----- MATERIAL TO PROCESS
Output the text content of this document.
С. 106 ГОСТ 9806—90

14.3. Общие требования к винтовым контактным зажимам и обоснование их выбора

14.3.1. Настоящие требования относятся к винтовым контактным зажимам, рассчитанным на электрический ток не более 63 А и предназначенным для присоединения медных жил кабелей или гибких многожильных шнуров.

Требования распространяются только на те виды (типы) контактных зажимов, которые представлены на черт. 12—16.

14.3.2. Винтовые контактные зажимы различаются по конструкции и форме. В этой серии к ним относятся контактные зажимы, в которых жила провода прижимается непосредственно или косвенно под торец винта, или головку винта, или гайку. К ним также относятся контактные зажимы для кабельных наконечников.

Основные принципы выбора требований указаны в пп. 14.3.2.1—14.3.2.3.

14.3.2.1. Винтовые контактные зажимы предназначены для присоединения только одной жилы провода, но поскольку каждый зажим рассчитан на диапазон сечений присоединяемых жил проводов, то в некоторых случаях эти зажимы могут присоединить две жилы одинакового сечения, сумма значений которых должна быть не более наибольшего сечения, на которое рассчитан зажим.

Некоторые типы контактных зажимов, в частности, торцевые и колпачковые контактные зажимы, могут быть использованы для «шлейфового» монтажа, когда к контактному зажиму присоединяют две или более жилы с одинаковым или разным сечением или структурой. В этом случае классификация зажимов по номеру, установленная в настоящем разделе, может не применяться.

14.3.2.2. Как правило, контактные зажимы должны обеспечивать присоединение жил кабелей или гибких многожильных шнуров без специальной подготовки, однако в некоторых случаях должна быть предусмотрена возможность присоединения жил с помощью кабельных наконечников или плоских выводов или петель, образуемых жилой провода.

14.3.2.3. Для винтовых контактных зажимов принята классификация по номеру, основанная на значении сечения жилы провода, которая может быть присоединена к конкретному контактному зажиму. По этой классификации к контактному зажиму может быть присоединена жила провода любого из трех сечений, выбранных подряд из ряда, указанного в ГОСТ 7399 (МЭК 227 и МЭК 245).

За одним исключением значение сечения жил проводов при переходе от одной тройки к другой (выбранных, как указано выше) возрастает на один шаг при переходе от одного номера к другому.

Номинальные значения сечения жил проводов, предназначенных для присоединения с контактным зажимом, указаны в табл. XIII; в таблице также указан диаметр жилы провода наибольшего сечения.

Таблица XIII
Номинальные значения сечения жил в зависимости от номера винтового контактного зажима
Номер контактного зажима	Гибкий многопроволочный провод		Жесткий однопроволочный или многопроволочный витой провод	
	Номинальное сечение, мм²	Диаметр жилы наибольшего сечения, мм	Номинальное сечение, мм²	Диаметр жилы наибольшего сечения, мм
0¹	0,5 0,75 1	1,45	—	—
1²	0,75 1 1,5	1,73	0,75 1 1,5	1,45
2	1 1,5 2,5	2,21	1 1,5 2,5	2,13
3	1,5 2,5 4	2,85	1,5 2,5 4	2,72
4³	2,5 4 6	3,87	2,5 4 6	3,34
----------
- **WRITTEN TASK**:
Collect the lines of the records that include the string "XIII".

- **FINISHED TASK**:
Номинальные значения сечения жил проводов, предназначенных для присоединения с контактным зажимом, указаны в табл. XIII; в таблице также указан диаметр жилы провода наибольшего сечения.
Таблица XIII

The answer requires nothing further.